■ Given exercise
In the data below, find each line containing the string "Marcos" and return it.

■ Data for this exercise

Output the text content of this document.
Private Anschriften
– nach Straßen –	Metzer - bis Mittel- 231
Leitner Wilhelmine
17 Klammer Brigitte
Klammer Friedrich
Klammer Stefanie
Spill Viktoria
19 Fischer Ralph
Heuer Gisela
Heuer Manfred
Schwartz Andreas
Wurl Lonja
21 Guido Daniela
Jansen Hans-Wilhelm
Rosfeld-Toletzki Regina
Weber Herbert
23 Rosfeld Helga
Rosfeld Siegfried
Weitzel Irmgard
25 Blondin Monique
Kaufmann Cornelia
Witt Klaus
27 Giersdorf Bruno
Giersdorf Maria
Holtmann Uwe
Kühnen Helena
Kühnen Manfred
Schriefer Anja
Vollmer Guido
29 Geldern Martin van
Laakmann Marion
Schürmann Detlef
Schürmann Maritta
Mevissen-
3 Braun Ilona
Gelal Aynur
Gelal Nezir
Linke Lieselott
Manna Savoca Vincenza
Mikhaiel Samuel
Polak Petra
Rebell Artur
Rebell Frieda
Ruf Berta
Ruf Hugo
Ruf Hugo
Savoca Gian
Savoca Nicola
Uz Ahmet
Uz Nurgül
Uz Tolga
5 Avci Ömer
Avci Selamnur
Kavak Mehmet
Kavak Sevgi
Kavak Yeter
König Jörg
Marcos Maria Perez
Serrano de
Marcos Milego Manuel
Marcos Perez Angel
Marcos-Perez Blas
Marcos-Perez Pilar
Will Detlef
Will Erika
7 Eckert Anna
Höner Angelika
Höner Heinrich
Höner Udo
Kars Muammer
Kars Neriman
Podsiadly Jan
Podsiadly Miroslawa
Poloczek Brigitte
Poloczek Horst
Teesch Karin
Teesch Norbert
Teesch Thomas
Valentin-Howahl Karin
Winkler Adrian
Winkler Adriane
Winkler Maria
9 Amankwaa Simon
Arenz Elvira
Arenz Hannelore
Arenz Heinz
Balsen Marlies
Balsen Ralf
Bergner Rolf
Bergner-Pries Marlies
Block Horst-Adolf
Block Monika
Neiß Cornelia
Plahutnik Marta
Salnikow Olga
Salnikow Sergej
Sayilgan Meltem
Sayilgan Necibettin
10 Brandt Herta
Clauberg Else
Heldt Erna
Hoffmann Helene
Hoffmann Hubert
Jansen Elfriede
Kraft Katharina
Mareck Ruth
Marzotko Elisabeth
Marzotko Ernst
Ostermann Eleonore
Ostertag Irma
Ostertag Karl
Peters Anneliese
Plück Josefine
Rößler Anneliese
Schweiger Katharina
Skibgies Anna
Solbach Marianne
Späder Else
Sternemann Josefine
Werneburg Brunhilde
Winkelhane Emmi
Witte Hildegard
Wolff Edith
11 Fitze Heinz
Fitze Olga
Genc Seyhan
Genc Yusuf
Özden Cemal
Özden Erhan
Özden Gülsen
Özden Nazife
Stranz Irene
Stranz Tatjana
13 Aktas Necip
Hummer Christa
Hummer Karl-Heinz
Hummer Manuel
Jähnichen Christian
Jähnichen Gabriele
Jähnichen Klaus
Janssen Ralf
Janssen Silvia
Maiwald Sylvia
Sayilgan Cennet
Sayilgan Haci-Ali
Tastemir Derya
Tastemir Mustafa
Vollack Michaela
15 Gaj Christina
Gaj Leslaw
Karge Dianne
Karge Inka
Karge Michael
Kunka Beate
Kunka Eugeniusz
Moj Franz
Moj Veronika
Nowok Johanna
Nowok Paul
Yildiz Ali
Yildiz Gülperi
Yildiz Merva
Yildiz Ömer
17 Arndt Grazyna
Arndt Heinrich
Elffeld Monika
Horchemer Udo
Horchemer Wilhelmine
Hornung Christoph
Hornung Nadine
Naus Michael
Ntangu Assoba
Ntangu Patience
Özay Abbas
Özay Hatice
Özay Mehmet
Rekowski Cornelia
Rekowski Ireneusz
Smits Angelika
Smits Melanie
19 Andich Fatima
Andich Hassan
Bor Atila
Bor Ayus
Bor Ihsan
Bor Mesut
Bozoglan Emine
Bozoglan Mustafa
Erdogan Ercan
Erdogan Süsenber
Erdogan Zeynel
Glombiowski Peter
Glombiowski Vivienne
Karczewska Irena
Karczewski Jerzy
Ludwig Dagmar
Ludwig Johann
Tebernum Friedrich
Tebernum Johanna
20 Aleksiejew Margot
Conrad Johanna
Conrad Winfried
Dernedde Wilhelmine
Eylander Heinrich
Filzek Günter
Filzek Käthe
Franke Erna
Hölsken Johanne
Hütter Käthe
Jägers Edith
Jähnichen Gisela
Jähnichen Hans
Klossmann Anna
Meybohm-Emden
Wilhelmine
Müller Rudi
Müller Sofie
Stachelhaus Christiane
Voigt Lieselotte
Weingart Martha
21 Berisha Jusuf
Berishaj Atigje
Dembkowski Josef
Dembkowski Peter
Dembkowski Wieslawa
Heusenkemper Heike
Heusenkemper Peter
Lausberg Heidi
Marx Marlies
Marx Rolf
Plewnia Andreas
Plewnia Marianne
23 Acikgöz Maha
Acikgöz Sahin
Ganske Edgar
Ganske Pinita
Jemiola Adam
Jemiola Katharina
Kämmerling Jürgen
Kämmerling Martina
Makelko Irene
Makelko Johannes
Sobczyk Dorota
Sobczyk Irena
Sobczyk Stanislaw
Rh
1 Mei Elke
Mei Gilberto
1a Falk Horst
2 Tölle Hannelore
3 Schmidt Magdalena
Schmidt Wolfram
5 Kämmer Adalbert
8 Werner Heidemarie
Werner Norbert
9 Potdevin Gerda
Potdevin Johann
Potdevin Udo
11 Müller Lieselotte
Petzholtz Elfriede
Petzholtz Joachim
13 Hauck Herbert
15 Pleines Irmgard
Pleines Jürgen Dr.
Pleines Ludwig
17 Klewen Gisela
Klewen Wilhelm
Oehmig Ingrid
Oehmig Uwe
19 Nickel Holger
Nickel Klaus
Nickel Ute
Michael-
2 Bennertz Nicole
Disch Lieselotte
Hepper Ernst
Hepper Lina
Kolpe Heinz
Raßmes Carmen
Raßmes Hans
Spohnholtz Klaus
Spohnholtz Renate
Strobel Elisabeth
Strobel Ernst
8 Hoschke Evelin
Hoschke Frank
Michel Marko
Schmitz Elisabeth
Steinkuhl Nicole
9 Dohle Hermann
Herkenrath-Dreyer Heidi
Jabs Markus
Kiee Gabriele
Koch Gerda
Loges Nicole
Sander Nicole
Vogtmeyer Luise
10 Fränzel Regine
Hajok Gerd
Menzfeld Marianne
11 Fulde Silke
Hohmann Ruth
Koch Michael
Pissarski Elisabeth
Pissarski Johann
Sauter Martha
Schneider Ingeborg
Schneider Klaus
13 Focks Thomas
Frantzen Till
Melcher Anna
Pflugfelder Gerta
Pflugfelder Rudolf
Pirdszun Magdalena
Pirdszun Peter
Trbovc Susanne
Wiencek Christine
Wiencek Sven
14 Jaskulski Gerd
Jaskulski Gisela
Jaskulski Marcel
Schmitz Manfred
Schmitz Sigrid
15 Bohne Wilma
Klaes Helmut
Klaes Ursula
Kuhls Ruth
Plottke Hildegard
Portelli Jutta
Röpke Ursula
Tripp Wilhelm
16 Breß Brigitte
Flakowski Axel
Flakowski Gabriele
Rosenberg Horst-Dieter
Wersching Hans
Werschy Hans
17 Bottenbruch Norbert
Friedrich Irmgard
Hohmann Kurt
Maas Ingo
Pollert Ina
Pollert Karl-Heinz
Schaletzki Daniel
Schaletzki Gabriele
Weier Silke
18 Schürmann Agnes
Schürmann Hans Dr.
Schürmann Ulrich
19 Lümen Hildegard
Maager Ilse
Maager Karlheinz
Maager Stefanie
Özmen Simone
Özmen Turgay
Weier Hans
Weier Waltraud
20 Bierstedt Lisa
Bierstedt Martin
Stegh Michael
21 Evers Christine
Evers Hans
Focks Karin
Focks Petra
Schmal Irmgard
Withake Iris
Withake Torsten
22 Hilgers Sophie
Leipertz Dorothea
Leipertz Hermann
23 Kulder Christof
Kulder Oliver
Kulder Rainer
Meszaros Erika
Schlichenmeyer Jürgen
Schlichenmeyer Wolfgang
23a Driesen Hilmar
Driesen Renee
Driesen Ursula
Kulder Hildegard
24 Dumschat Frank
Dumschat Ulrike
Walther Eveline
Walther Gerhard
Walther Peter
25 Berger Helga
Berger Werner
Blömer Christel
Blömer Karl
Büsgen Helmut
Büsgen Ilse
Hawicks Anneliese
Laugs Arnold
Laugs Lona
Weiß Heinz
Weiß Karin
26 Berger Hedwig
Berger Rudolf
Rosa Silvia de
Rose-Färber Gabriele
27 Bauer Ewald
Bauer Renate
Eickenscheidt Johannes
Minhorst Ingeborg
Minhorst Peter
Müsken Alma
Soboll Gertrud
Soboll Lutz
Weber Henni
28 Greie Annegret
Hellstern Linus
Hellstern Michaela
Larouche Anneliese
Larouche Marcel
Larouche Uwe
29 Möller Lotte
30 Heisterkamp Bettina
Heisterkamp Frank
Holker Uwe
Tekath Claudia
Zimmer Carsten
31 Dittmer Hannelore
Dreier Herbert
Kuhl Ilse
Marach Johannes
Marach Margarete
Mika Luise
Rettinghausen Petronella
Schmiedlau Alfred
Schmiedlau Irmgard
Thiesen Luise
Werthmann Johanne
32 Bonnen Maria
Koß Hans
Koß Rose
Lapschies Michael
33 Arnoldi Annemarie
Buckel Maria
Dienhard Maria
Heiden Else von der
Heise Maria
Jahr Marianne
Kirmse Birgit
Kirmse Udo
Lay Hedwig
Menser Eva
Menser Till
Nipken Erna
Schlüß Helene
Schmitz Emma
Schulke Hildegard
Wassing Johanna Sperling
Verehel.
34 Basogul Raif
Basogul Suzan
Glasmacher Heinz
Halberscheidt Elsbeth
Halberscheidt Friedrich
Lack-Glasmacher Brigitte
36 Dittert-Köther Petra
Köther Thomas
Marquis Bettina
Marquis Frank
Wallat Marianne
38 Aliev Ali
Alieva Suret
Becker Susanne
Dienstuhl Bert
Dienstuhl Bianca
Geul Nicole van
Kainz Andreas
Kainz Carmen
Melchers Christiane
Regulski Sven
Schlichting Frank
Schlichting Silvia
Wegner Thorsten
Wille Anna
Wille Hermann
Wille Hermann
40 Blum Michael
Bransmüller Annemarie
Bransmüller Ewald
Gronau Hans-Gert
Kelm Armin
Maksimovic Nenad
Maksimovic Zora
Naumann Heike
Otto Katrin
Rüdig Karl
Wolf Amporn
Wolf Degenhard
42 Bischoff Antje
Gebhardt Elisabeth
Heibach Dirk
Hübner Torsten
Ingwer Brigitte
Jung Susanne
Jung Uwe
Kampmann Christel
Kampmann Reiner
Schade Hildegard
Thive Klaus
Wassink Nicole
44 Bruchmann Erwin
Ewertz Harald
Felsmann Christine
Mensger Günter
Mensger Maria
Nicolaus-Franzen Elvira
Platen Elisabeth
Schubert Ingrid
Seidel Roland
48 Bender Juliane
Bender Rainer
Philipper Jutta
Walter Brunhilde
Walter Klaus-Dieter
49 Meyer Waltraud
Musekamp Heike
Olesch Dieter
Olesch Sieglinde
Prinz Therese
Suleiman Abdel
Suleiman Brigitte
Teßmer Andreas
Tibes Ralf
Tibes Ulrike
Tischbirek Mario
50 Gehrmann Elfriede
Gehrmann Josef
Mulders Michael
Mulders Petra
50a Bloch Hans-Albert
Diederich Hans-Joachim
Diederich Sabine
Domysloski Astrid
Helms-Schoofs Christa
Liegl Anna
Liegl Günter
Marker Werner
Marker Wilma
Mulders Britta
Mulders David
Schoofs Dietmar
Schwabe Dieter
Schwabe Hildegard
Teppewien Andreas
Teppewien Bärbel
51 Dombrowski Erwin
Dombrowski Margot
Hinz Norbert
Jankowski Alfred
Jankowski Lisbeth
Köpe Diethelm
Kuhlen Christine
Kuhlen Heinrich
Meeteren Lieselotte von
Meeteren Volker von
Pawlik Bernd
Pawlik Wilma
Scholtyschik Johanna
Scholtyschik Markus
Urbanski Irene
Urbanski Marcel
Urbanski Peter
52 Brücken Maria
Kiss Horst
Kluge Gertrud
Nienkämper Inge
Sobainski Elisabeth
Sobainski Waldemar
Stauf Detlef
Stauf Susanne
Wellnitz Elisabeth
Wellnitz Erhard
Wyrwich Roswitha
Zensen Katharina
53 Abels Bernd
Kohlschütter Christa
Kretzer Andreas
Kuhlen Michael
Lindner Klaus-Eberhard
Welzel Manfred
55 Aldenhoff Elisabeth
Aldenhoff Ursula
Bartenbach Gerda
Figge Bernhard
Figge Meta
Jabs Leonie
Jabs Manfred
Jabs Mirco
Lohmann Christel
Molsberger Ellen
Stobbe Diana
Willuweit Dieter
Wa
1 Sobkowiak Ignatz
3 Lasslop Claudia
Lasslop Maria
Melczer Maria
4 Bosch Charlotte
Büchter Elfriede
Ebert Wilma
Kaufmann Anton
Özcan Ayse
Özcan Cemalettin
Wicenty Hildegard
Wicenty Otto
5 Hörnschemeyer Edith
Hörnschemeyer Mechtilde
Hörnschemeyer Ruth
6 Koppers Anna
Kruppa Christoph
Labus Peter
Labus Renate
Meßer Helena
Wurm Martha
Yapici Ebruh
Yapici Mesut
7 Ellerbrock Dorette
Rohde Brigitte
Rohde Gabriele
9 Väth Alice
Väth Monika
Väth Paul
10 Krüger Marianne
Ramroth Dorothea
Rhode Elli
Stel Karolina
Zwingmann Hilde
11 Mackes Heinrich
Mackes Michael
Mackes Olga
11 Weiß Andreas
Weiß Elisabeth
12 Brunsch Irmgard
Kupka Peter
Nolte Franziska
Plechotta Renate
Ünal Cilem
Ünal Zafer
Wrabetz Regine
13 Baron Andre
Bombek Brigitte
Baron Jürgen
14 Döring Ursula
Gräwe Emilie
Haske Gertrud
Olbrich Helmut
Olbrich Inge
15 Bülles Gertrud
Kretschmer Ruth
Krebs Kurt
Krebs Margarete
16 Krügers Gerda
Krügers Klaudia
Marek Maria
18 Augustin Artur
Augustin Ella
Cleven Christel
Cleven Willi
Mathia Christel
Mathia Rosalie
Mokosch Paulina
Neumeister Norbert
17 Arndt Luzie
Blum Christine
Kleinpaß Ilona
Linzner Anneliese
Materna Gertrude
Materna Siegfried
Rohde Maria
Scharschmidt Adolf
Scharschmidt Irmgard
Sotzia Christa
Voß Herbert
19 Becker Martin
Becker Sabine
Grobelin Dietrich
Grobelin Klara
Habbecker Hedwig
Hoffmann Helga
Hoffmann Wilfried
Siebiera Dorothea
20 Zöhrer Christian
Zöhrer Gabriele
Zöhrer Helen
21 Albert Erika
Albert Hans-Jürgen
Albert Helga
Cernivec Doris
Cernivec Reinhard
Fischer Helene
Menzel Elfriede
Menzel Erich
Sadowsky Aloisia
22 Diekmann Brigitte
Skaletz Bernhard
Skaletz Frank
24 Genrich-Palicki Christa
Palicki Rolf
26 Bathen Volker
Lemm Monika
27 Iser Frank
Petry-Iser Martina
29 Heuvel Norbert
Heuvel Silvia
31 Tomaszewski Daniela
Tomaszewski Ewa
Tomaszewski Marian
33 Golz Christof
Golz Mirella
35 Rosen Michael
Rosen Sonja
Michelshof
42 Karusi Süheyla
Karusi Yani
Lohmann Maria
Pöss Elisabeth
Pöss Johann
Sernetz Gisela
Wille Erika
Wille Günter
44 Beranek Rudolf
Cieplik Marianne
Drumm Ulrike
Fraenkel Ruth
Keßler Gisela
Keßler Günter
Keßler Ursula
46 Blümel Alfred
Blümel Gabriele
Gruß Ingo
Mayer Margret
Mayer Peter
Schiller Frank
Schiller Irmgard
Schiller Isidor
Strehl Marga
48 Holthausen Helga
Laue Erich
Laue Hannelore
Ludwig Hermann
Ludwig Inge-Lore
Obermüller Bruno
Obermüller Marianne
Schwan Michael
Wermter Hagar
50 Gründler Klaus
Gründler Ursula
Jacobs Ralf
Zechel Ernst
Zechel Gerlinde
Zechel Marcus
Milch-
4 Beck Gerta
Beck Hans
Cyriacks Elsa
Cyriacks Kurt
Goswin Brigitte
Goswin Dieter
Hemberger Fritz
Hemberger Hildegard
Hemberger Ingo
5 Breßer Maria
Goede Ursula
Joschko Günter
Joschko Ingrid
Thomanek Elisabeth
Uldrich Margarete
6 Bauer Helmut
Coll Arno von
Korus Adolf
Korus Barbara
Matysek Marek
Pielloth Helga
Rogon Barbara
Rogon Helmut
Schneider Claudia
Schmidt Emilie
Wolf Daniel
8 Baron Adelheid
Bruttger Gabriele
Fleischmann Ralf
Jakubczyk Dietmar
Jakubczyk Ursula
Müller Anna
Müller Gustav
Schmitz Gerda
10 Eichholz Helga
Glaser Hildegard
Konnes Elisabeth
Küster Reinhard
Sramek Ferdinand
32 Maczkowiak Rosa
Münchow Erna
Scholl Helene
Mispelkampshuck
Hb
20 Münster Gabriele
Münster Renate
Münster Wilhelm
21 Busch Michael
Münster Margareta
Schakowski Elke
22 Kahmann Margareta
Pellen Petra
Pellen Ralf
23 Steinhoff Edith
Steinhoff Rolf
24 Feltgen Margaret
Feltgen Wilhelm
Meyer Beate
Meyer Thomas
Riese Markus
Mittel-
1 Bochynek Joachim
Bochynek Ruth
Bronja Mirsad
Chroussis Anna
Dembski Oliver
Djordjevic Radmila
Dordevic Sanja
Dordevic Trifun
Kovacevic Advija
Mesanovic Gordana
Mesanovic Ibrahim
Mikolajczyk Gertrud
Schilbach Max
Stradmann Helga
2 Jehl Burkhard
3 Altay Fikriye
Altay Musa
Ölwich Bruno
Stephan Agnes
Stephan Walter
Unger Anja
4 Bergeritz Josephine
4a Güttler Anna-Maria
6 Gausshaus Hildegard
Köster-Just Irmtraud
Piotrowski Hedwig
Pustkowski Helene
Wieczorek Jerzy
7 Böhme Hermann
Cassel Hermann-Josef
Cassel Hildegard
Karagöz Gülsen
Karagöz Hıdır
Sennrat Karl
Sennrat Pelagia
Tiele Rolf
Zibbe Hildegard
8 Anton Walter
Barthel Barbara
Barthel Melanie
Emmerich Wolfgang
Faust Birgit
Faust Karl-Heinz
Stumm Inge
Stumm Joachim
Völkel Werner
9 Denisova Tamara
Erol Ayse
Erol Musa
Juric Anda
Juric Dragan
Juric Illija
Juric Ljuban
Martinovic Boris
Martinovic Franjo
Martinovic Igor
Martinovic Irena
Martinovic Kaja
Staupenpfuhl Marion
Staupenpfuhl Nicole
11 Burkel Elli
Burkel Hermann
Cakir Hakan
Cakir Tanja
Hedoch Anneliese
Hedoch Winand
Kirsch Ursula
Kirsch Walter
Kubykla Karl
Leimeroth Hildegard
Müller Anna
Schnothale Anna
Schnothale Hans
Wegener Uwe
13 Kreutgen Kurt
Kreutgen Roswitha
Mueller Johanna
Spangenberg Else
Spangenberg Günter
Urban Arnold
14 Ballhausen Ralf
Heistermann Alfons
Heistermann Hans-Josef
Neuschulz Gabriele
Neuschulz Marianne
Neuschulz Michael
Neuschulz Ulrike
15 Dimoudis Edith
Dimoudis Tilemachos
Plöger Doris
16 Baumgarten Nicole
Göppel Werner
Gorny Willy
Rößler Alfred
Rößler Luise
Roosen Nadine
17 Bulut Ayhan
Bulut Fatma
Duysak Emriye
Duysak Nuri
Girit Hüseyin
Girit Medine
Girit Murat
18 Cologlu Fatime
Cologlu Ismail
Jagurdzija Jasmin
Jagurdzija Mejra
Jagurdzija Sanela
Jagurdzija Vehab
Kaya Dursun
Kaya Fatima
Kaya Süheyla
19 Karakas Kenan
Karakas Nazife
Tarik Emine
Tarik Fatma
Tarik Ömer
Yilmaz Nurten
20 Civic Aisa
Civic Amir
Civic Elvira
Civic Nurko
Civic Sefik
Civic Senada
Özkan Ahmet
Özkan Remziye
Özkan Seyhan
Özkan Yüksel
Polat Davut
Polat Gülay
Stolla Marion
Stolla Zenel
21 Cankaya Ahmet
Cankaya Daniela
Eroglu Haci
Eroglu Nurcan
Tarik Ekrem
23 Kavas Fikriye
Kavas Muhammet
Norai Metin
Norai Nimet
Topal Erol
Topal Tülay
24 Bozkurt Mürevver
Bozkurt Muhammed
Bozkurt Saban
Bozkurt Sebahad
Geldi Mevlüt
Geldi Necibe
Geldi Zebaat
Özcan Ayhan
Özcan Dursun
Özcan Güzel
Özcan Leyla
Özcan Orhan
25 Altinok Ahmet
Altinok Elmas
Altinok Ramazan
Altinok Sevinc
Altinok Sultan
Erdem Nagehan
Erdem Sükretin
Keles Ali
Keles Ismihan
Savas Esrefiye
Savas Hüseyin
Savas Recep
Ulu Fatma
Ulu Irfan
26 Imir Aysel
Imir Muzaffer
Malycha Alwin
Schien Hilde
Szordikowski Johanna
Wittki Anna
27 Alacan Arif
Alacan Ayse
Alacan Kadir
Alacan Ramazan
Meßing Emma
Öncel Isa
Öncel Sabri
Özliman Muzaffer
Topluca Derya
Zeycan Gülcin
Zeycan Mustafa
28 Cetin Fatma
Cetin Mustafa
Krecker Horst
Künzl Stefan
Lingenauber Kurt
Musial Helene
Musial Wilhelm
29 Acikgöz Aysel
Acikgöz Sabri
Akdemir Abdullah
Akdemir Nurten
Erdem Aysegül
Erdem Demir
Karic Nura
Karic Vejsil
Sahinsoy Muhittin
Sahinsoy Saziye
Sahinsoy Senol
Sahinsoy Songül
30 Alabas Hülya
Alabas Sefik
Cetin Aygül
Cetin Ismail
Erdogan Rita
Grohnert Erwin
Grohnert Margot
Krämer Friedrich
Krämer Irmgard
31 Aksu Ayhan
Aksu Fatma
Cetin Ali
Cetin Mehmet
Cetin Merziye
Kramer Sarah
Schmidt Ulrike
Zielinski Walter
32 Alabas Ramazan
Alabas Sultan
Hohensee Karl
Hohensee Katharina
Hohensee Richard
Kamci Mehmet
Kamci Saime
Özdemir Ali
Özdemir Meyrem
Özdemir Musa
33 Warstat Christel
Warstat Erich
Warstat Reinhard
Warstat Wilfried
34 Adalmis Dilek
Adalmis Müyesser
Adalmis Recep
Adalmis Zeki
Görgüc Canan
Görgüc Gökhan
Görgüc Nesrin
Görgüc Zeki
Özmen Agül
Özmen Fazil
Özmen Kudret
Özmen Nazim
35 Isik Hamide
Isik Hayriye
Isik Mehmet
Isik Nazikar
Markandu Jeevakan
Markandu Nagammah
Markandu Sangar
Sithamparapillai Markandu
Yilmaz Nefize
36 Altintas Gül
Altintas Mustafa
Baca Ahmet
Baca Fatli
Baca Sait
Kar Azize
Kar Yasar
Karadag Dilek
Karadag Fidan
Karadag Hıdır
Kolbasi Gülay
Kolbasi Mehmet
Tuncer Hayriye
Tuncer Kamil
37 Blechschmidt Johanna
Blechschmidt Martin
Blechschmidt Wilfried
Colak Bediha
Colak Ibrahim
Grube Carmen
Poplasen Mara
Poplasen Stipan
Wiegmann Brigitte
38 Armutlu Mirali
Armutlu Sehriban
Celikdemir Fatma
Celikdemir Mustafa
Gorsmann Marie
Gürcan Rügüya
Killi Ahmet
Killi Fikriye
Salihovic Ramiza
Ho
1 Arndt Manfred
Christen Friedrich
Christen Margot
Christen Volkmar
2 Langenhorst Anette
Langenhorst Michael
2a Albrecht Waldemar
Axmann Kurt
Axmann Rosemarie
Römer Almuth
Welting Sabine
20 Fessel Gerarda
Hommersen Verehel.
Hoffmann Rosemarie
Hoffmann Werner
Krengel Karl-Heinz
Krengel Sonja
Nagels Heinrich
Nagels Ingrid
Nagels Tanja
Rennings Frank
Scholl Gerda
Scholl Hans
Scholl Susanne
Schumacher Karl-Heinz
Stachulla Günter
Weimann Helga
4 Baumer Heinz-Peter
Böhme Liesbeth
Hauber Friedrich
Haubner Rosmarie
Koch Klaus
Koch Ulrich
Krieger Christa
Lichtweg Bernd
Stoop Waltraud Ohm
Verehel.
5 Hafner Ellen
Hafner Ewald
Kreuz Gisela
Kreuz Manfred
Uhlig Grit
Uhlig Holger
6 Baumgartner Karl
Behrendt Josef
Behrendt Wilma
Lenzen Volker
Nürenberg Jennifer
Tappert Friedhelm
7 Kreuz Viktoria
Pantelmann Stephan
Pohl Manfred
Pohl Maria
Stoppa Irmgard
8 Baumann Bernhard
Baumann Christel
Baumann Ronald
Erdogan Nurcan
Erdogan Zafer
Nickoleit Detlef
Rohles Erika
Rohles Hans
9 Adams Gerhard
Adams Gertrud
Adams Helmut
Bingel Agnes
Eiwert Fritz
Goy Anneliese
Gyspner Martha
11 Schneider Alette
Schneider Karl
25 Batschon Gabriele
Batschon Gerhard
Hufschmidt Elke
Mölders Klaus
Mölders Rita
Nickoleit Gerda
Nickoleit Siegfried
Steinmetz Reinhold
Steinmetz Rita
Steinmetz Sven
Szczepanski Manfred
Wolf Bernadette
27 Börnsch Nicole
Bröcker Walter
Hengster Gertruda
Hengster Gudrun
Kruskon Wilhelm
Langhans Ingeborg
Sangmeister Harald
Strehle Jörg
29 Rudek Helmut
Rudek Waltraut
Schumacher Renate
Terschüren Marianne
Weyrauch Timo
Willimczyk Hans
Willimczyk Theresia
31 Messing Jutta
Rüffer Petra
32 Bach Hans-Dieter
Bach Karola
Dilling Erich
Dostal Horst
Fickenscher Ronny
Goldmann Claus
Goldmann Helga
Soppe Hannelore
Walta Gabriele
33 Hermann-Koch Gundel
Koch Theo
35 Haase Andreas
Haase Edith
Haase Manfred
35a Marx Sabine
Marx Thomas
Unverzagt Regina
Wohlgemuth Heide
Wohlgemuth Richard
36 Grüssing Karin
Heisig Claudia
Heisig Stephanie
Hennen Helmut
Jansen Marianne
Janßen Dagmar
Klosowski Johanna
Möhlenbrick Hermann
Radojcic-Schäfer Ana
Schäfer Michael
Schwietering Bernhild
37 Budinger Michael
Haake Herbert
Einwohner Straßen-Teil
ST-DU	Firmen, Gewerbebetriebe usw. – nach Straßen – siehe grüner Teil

■ Result below
Marcos Maria Perez
Marcos Milego Manuel
Marcos Perez Angel
Marcos-Perez Blas
Marcos-Perez Pilar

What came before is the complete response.